The task:
Sort through the data and copy the lines holding the word "государственный".

----------

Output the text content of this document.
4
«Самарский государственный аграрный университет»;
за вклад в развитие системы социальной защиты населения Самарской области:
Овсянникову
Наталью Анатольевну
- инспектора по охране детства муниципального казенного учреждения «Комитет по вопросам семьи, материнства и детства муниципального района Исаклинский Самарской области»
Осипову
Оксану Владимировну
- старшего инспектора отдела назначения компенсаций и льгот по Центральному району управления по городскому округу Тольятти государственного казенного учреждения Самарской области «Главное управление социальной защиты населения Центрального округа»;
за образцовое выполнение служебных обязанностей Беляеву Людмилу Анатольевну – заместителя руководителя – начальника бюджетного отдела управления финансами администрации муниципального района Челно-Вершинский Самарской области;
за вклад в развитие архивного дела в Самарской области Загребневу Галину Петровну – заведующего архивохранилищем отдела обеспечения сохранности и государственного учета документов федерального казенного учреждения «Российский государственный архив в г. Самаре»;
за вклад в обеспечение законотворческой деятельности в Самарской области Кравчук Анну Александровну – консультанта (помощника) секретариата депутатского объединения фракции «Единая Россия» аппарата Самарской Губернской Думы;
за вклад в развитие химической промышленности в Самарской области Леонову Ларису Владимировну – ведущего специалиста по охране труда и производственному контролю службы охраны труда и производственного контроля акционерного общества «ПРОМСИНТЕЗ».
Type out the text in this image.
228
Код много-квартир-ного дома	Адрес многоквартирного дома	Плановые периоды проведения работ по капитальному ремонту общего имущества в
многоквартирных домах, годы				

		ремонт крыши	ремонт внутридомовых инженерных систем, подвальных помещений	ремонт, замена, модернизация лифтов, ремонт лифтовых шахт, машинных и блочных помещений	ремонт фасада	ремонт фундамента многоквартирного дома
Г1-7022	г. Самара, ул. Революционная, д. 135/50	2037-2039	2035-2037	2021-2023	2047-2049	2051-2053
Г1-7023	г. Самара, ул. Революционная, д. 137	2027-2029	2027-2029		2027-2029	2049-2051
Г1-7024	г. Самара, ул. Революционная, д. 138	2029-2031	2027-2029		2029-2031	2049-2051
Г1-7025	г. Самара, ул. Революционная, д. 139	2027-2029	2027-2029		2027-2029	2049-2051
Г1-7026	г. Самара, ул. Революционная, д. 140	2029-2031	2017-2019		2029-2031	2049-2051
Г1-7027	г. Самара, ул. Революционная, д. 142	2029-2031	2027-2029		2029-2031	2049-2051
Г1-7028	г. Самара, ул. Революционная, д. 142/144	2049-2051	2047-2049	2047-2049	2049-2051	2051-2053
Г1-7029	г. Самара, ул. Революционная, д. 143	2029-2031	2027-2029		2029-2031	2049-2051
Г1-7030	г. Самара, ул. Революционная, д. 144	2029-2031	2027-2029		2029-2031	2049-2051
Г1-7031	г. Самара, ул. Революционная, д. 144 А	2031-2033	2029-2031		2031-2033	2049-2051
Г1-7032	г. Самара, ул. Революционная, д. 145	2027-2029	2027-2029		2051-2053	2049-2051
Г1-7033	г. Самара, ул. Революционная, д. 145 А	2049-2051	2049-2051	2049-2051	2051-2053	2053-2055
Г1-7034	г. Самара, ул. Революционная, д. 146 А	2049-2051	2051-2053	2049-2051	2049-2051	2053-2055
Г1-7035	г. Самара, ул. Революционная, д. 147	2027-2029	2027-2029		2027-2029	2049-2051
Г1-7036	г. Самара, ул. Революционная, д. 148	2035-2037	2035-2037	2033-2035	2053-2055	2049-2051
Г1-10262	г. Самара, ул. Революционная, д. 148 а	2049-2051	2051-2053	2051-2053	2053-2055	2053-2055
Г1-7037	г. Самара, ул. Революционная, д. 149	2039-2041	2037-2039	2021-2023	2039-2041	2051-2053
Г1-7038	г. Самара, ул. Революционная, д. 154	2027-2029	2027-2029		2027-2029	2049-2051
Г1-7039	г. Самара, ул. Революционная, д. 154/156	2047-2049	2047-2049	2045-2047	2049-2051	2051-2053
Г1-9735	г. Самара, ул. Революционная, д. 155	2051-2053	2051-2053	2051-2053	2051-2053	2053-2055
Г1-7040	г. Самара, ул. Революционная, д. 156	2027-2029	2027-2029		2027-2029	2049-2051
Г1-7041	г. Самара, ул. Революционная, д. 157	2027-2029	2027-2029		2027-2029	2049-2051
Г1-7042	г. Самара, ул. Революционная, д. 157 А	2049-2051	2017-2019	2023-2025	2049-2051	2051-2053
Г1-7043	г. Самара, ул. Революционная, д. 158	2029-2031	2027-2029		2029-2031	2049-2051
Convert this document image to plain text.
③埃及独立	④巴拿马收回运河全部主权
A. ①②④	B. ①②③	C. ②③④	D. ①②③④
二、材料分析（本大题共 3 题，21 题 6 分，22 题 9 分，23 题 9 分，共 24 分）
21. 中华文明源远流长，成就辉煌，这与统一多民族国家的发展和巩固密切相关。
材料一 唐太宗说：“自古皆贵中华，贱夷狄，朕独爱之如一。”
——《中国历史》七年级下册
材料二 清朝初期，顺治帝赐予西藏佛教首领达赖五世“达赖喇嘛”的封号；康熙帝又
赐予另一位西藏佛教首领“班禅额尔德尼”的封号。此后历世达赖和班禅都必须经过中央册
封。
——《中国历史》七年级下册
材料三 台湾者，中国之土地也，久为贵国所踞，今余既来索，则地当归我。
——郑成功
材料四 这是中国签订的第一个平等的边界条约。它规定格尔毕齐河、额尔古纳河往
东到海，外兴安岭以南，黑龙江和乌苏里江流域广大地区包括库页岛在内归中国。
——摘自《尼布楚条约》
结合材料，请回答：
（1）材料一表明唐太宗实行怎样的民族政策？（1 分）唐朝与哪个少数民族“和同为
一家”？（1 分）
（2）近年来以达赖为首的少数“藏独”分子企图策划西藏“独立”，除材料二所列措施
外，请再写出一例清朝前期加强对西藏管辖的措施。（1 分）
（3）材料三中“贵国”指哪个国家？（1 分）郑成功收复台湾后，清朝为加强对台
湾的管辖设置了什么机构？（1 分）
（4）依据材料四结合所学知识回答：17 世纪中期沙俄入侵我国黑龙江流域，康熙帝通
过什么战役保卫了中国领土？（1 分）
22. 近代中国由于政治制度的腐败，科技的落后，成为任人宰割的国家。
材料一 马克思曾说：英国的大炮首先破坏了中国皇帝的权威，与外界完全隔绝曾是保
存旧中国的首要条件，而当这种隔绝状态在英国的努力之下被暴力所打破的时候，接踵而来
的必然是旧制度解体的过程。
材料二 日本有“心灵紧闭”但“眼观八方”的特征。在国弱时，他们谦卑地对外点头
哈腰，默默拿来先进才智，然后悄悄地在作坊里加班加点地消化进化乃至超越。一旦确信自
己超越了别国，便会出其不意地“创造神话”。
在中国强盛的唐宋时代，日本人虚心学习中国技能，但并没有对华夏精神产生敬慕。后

----------

Output of the task:
«Самарский государственный аграрный университет»;
за вклад в развитие архивного дела в Самарской области Загребневу Галину Петровну – заведующего архивохранилищем отдела обеспечения сохранности и государственного учета документов федерального казенного учреждения «Российский государственный архив в г. Самаре»;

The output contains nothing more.